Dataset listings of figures
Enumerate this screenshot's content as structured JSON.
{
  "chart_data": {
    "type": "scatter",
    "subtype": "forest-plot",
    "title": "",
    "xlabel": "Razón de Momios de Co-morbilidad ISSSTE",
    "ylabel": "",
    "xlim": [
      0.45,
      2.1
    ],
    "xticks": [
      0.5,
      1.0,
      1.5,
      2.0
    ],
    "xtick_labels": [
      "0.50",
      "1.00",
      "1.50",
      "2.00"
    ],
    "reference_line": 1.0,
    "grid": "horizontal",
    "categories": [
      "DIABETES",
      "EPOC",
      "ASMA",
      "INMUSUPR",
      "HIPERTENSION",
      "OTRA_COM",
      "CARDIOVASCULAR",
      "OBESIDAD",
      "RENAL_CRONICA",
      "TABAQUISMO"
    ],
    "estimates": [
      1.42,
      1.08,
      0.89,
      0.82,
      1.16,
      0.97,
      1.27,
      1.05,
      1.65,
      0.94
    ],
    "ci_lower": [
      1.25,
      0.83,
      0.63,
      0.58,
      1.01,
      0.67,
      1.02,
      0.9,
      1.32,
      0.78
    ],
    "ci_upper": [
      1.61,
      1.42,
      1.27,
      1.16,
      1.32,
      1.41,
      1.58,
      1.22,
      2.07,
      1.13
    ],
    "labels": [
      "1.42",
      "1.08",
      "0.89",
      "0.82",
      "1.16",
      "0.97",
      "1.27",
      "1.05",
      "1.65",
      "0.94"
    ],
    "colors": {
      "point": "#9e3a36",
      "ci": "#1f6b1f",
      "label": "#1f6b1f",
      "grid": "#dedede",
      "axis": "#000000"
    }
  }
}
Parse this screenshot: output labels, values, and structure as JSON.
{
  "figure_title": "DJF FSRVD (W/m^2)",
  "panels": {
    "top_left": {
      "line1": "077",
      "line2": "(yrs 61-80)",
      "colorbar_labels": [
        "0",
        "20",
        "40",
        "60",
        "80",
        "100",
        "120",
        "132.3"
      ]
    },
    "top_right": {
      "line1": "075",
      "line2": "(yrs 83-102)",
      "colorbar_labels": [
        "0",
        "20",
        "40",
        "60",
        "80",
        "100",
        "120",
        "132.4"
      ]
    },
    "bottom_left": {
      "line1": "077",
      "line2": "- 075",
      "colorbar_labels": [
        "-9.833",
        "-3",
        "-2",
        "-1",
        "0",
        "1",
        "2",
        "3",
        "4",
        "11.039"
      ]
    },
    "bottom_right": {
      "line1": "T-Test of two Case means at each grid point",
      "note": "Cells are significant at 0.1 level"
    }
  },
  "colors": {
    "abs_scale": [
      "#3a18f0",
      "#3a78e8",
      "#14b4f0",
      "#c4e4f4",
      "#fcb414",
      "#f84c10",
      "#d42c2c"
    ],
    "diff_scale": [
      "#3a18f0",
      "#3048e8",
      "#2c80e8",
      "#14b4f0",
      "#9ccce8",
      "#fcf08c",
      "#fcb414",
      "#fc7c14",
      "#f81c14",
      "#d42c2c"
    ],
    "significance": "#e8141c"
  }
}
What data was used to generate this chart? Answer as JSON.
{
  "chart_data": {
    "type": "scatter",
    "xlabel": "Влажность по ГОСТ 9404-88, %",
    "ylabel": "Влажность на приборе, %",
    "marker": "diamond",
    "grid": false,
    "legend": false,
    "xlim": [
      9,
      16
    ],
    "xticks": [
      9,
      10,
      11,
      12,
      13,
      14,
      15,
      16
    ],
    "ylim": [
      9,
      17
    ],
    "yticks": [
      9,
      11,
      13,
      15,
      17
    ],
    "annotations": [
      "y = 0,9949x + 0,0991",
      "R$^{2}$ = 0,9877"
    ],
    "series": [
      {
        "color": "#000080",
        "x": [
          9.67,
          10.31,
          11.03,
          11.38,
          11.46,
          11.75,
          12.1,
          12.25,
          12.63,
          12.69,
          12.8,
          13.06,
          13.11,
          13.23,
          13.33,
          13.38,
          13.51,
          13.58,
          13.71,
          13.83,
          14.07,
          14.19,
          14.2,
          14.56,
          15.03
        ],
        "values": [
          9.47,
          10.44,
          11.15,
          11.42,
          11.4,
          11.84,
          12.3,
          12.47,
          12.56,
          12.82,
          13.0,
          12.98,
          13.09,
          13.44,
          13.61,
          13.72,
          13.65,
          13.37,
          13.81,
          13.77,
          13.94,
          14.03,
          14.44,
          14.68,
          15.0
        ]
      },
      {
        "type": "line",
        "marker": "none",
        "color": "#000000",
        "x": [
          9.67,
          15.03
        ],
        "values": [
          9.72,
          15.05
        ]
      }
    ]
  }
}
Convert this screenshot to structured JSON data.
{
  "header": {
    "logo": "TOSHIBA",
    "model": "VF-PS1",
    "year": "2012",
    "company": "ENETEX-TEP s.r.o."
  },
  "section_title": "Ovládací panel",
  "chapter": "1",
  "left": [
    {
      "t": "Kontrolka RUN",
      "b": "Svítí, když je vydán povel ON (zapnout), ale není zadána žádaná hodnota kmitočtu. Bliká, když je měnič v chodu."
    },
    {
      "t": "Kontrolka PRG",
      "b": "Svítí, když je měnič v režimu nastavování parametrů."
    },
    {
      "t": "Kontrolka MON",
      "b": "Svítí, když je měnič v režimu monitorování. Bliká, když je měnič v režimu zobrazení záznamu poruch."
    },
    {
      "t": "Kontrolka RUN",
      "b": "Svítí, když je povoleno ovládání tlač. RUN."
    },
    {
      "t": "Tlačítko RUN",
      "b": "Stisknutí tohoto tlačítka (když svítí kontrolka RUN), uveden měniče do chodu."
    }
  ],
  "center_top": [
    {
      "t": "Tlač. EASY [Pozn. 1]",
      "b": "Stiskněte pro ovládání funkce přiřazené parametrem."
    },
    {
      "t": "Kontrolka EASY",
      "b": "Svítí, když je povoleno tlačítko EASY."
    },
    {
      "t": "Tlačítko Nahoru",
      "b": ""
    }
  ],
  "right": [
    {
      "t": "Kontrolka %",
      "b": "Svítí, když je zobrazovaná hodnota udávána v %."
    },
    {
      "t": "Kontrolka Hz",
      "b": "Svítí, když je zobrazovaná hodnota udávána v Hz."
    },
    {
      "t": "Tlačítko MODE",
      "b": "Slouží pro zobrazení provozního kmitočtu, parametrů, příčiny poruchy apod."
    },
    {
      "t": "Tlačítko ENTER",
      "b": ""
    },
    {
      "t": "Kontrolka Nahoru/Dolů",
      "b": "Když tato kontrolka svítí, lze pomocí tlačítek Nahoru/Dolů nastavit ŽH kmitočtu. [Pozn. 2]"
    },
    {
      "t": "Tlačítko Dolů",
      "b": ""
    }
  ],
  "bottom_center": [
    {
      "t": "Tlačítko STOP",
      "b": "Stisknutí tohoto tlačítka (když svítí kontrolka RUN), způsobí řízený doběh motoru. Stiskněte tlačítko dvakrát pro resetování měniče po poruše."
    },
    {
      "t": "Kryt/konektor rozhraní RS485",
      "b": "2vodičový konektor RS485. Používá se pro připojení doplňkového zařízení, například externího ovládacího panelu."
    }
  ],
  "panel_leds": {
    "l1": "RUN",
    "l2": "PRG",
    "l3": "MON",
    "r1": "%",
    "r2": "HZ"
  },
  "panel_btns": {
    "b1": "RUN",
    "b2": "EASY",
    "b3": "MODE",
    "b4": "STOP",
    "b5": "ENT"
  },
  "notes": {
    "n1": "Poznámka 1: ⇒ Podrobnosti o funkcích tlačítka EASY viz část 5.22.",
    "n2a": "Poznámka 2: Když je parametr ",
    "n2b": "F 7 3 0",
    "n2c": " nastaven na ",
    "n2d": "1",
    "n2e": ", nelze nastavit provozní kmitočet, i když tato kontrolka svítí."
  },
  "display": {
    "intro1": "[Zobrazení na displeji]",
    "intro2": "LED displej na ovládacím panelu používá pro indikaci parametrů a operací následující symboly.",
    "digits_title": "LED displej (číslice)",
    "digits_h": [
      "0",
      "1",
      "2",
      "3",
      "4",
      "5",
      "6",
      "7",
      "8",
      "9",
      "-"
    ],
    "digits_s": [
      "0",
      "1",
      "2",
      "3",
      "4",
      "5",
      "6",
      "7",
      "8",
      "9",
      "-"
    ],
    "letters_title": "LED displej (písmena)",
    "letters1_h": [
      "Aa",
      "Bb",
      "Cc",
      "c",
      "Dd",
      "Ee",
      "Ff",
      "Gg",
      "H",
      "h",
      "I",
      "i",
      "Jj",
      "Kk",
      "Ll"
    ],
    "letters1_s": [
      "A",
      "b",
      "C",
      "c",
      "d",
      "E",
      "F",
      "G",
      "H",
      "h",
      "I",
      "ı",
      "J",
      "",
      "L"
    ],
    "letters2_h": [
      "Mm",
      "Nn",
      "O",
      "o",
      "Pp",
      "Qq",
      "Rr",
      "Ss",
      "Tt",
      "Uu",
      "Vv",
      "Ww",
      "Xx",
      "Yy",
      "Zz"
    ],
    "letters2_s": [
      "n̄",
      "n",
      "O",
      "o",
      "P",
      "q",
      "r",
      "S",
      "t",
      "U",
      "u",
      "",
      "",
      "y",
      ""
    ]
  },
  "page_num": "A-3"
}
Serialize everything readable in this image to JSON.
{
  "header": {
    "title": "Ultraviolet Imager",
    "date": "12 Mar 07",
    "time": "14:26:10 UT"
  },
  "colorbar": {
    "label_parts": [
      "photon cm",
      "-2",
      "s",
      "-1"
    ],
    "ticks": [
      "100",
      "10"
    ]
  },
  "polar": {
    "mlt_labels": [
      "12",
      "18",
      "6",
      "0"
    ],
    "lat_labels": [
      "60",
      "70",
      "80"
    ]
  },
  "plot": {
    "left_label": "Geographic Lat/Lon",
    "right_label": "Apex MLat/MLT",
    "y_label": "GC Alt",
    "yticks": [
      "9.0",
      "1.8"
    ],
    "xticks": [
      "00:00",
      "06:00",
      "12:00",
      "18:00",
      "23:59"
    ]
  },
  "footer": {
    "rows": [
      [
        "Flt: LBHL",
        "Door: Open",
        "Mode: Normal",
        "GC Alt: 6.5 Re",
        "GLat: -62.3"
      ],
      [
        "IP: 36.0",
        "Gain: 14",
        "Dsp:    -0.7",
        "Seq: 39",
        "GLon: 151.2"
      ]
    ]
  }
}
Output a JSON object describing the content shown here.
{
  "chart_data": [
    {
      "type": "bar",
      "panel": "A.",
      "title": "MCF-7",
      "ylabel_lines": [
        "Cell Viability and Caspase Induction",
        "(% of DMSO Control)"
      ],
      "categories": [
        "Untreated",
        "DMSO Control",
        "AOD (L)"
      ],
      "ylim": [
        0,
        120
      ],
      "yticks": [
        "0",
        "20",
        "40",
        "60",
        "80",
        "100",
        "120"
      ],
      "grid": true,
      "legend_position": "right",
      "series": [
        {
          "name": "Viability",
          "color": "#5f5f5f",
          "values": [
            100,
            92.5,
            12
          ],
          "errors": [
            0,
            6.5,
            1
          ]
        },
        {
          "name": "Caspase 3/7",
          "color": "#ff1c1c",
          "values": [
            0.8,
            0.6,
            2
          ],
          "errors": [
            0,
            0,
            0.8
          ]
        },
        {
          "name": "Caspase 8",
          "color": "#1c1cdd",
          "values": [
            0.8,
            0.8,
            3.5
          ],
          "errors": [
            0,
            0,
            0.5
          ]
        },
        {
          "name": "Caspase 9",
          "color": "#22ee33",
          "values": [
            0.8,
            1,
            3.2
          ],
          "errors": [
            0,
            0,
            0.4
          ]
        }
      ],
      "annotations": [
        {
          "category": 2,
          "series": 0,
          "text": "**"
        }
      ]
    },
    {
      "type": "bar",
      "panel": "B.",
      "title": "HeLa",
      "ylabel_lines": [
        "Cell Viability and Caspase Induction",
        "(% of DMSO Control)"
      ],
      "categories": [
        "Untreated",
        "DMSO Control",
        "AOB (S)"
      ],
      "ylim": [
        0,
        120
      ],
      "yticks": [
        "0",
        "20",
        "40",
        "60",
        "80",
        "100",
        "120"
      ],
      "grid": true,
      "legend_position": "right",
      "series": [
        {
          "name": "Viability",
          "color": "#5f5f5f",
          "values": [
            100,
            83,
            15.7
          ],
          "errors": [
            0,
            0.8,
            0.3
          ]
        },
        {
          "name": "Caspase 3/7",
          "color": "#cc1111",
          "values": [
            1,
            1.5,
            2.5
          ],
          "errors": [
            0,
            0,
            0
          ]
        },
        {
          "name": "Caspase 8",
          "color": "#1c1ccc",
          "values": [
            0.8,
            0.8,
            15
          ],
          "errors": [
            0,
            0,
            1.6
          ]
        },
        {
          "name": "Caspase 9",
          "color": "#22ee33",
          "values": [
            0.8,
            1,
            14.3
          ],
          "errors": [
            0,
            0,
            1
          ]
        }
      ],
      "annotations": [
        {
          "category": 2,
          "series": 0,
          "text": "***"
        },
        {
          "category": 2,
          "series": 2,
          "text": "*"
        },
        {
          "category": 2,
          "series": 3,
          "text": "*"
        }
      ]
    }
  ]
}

*Written request*: How many lines in the data contain the string "this"? Respond with the number only.

*Result*: 5